==== Data provided

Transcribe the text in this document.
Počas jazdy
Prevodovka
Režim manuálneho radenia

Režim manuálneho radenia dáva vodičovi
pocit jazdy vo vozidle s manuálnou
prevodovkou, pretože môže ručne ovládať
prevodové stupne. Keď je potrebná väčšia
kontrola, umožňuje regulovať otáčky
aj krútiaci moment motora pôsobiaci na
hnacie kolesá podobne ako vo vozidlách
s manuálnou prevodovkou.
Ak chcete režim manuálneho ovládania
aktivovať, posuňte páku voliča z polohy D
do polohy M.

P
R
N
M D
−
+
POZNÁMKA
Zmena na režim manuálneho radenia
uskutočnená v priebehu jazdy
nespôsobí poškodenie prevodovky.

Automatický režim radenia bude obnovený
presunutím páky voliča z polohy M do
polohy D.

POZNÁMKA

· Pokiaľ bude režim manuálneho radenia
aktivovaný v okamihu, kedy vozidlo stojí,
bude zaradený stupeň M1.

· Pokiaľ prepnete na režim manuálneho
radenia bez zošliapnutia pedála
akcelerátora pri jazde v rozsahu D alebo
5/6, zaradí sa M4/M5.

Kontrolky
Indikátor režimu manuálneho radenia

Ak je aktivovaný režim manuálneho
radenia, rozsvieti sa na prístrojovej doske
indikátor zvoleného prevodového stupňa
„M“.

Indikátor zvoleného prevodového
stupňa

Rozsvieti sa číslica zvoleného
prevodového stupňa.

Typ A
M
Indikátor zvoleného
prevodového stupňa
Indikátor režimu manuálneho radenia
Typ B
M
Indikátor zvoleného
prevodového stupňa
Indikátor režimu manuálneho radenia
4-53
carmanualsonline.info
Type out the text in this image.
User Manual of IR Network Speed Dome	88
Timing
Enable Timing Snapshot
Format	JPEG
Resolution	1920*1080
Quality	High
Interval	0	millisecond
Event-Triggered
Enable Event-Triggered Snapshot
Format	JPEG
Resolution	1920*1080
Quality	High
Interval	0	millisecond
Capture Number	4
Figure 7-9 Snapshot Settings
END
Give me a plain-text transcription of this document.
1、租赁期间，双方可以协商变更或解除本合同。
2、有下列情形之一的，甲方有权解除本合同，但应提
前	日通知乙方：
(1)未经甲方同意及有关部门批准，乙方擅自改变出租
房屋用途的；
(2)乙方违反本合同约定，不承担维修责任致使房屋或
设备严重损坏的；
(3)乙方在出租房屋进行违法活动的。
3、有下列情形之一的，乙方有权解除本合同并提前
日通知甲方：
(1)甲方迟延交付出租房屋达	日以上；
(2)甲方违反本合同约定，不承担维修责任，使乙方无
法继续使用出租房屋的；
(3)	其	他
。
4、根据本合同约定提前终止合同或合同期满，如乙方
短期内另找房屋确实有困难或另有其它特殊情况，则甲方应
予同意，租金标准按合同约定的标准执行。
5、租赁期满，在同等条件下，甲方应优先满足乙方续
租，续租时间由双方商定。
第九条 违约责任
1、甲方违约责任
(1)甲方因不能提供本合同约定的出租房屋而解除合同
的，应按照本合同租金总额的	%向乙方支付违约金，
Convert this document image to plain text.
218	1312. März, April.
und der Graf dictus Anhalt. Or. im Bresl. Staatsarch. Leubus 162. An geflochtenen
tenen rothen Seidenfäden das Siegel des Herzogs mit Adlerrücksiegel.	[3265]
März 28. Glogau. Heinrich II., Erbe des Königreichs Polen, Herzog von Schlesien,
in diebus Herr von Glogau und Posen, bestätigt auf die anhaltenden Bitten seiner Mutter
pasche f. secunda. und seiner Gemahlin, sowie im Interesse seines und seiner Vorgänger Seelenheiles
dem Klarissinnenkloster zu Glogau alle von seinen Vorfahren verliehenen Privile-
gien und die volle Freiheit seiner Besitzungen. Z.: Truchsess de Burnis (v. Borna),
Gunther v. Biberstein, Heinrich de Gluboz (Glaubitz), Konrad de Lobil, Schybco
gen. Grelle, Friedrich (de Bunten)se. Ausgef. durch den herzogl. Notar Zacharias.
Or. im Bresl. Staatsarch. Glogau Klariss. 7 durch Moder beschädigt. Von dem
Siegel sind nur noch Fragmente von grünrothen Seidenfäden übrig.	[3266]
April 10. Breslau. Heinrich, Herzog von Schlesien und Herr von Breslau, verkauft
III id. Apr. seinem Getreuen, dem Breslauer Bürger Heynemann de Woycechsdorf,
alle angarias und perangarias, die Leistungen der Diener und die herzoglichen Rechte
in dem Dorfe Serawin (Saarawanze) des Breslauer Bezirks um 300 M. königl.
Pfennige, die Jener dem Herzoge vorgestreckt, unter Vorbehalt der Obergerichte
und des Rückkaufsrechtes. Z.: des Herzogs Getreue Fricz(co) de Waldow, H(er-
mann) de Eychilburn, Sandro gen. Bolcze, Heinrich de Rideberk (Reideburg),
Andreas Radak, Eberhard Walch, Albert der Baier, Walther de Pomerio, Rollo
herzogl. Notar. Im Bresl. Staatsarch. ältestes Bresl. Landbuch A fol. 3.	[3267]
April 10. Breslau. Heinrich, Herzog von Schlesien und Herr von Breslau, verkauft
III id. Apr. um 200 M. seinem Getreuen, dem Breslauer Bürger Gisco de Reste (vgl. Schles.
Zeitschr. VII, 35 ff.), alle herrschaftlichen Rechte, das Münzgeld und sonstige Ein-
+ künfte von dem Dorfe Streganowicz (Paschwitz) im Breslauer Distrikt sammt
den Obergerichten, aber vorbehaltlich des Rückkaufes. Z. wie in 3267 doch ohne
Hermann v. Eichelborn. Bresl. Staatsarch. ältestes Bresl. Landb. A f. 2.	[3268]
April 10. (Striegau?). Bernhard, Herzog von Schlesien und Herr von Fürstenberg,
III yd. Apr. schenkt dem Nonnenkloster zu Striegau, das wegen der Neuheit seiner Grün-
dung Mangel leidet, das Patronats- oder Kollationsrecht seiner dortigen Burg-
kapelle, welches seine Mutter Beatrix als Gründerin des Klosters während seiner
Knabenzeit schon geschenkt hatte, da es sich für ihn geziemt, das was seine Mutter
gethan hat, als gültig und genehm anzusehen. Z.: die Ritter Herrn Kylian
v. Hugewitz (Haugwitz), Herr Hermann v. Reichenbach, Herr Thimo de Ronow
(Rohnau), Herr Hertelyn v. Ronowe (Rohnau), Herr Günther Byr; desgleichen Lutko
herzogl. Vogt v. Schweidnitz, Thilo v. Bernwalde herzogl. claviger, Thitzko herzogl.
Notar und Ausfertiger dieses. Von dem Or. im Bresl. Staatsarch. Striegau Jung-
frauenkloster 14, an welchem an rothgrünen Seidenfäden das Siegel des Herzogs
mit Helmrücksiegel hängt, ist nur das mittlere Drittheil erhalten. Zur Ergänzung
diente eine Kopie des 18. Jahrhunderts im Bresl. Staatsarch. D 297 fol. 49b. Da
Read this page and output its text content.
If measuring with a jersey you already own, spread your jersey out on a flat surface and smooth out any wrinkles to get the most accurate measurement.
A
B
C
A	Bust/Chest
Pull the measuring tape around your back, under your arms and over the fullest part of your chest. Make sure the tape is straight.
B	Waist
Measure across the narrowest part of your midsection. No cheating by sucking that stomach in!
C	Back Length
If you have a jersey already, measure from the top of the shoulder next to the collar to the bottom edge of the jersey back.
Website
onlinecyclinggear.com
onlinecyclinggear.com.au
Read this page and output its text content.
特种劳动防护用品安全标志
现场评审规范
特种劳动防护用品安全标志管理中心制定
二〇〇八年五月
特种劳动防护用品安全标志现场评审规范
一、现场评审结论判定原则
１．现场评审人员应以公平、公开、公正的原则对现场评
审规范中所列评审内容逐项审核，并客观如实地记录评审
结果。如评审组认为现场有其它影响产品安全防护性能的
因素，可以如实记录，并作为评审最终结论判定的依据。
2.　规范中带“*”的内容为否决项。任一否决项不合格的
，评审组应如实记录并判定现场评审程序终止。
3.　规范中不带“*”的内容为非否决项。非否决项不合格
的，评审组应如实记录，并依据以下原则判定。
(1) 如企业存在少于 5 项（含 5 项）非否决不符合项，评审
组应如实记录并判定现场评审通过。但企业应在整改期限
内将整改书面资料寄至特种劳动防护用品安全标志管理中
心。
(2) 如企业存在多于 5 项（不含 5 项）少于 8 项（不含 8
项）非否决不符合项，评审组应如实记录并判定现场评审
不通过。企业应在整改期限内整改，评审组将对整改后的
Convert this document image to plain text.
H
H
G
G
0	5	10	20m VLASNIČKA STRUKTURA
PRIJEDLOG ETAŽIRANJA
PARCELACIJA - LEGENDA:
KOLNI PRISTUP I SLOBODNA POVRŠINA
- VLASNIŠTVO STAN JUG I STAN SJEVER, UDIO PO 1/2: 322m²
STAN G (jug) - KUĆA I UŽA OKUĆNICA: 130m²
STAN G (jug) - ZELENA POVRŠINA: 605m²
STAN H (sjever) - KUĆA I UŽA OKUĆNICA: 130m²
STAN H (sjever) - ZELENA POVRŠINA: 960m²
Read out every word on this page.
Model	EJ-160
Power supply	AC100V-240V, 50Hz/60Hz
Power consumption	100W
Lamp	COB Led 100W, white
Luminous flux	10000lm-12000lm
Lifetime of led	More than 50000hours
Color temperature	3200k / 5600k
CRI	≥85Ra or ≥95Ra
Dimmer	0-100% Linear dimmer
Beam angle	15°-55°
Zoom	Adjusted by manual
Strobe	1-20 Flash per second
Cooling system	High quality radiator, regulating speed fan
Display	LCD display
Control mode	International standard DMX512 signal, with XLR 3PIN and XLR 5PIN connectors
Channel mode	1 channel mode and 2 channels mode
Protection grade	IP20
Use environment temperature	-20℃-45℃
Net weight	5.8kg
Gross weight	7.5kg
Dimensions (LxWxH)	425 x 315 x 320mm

========

## What is required:
Locate all lines holding the word "polohy", then copy them out.

## Output of the exercise:
aktivovať, posuňte páku voliča z polohy D
do polohy M.
presunutím páky voliča z polohy M do
polohy D.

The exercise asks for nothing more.